───── Input records

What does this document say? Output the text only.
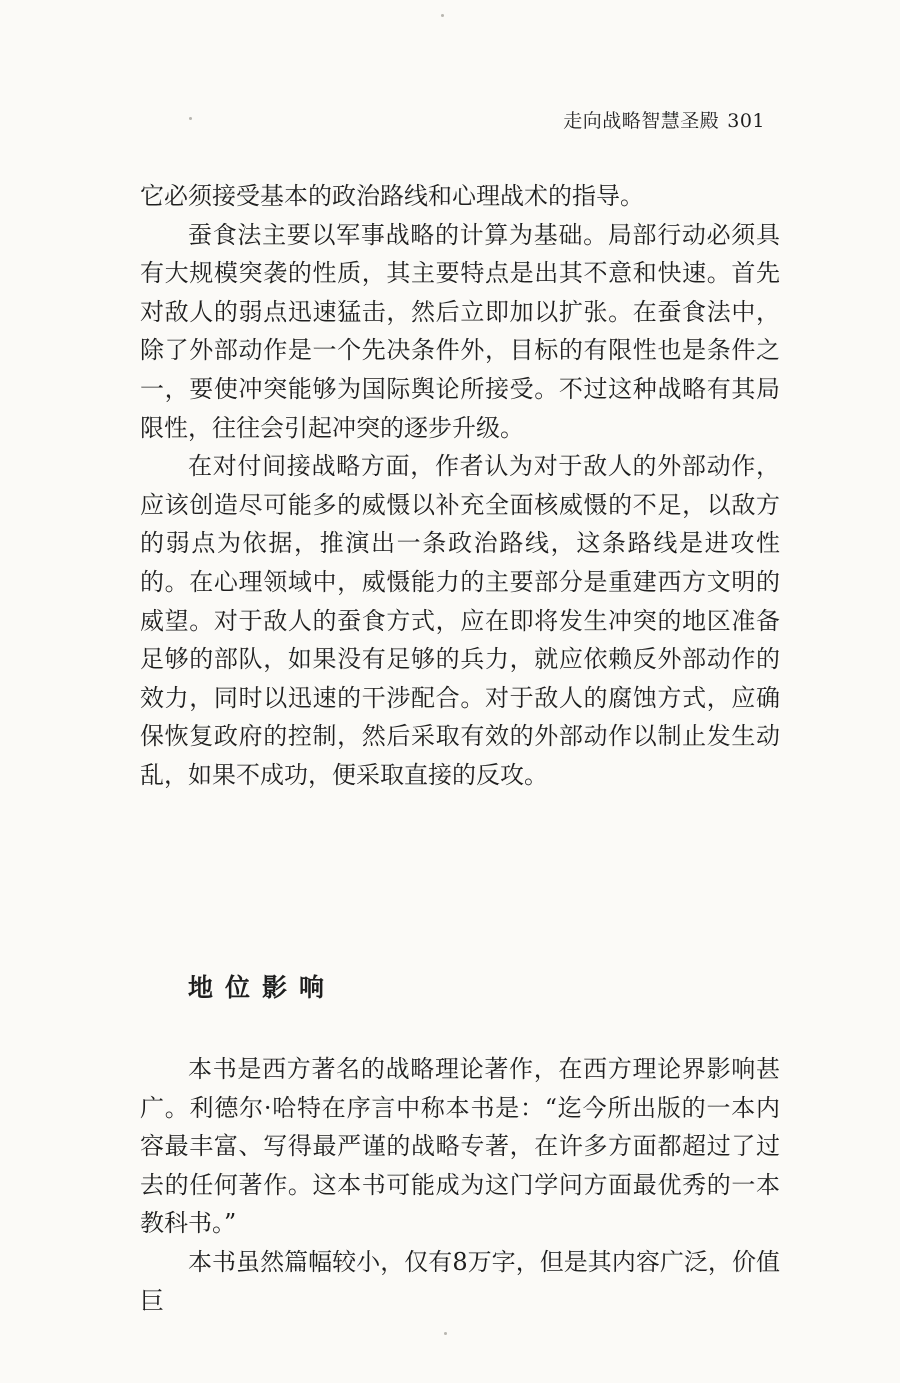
走向战略智慧圣殿 301

它必须接受基本的政治路线和心理战术的指导。

蚕食法主要以军事战略的计算为基础。局部行动必须具有大规模突袭的性质，其主要特点是出其不意和快速。首先对敌人的弱点迅速猛击，然后立即加以扩张。在蚕食法中，除了外部动作是一个先决条件外，目标的有限性也是条件之一，要使冲突能够为国际舆论所接受。不过这种战略有其局限性，往往会引起冲突的逐步升级。

在对付间接战略方面，作者认为对于敌人的外部动作，应该创造尽可能多的威慑以补充全面核威慑的不足，以敌方的弱点为依据，推演出一条政治路线，这条路线是进攻性的。在心理领域中，威慑能力的主要部分是重建西方文明的威望。对于敌人的蚕食方式，应在即将发生冲突的地区准备足够的部队，如果没有足够的兵力，就应依赖反外部动作的效力，同时以迅速的干涉配合。对于敌人的腐蚀方式，应确保恢复政府的控制，然后采取有效的外部动作以制止发生动乱，如果不成功，便采取直接的反攻。

地位影响

本书是西方著名的战略理论著作，在西方理论界影响甚广。利德尔·哈特在序言中称本书是：“迄今所出版的一本内容最丰富、写得最严谨的战略专著，在许多方面都超过了过去的任何著作。这本书可能成为这门学问方面最优秀的一本教科书。”

本书虽然篇幅较小，仅有8万字，但是其内容广泛，价值巨
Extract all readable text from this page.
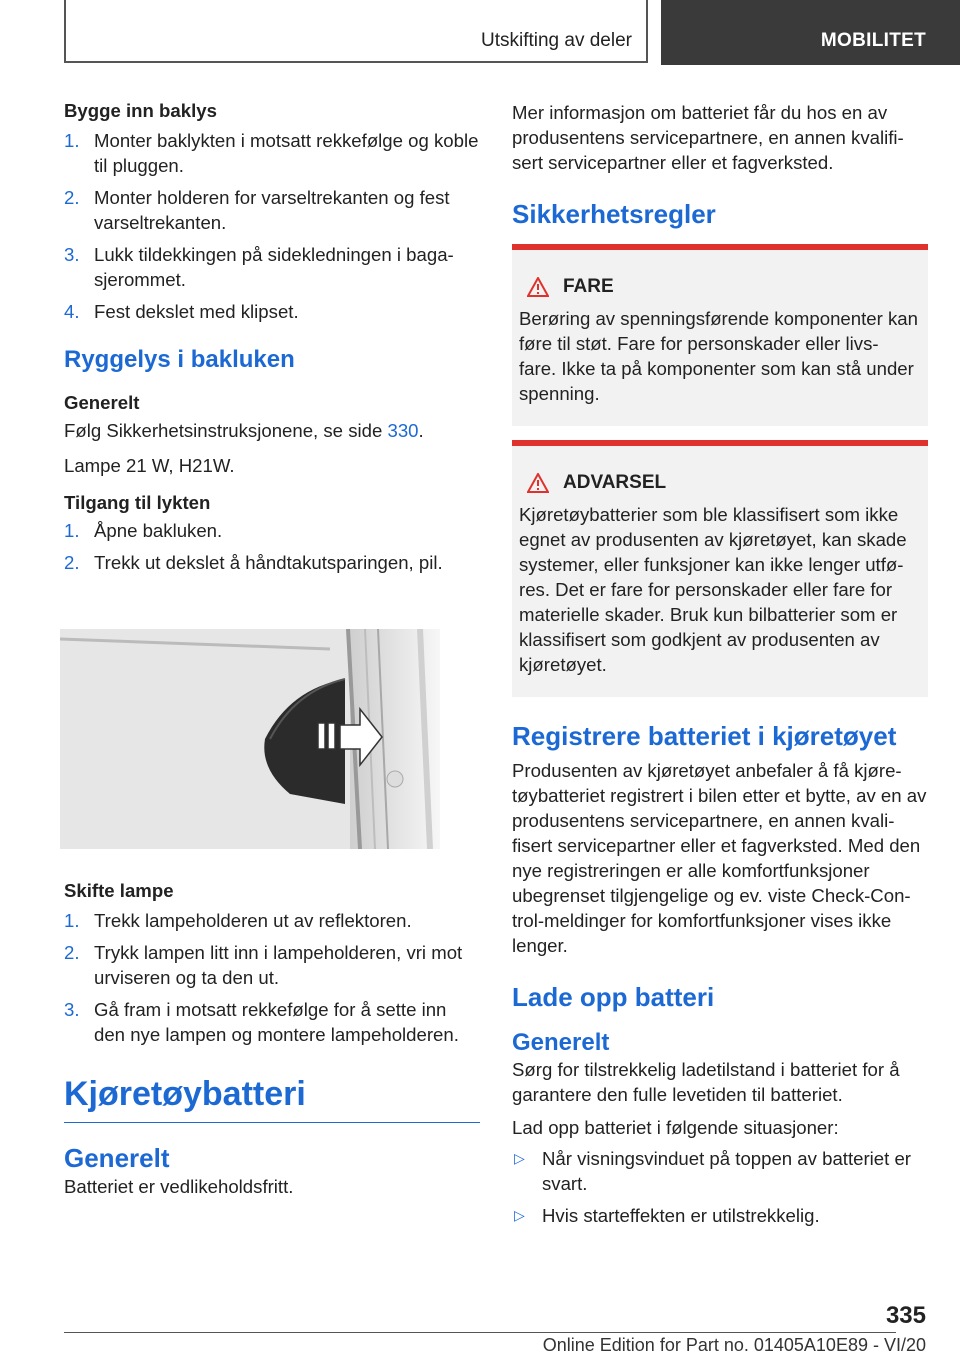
Utskifting av deler	MOBILITET
Bygge inn baklys
1. Monter baklykten i motsatt rekkefølge og koble til pluggen.
2. Monter holderen for varseltrekanten og fest varseltrekanten.
3. Lukk tildekkingen på sidekledningen i baga- sjerommet.
4. Fest dekslet med klipset.
Ryggelys i bakluken
Generelt

Følg Sikkerhetsinstruksjonene, se side 330.

Lampe 21 W, H21W.

Tilgang til lykten
1. Åpne bakluken.
2. Trekk ut dekslet å håndtakutsparingen, pil.
Skifte lampe
1. Trekk lampeholderen ut av reflektoren.
2. Trykk lampen litt inn i lampeholderen, vri mot urviseren og ta den ut.
3. Gå fram i motsatt rekkefølge for å sette inn den nye lampen og montere lampeholderen.
Kjøretøybatteri
Generelt

Batteriet er vedlikeholdsfritt.

Mer informasjon om batteriet får du hos en av produsentens servicepartnere, en annen kvalifi- sert servicepartner eller et fagverksted.

Sikkerhetsregler
FARE

Berøring av spenningsførende komponenter kan føre til støt. Fare for personskader eller livs- fare. Ikke ta på komponenter som kan stå under spenning.

ADVARSEL

Kjøretøybatterier som ble klassifisert som ikke egnet av produsenten av kjøretøyet, kan skade systemer, eller funksjoner kan ikke lenger utfø- res. Det er fare for personskader eller fare for materielle skader. Bruk kun bilbatterier som er klassifisert som godkjent av produsenten av kjøretøyet.

Registrere batteriet i kjøretøyet

Produsenten av kjøretøyet anbefaler å få kjøre- tøybatteriet registrert i bilen etter et bytte, av en av produsentens servicepartnere, en annen kvali- fisert servicepartner eller et fagverksted. Med den nye registreringen er alle komfortfunksjoner ubegrenset tilgjengelige og ev. viste Check-Con- trol-meldinger for komfortfunksjoner vises ikke lenger.

Lade opp batteri
Generelt

Sørg for tilstrekkelig ladetilstand i batteriet for å garantere den fulle levetiden til batteriet.

Lad opp batteriet i følgende situasjoner:

▷ Når visningsvinduet på toppen av batteriet er svart.
▷ Hvis starteffekten er utilstrekkelig.
335
Online Edition for Part no. 01405A10E89 - VI/20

──────────

- [Task to complete] Show all lines from the data above in which the word "this" appears.

- [Solution]
What does this document say? Output the text only.
Extract all readable text from this page.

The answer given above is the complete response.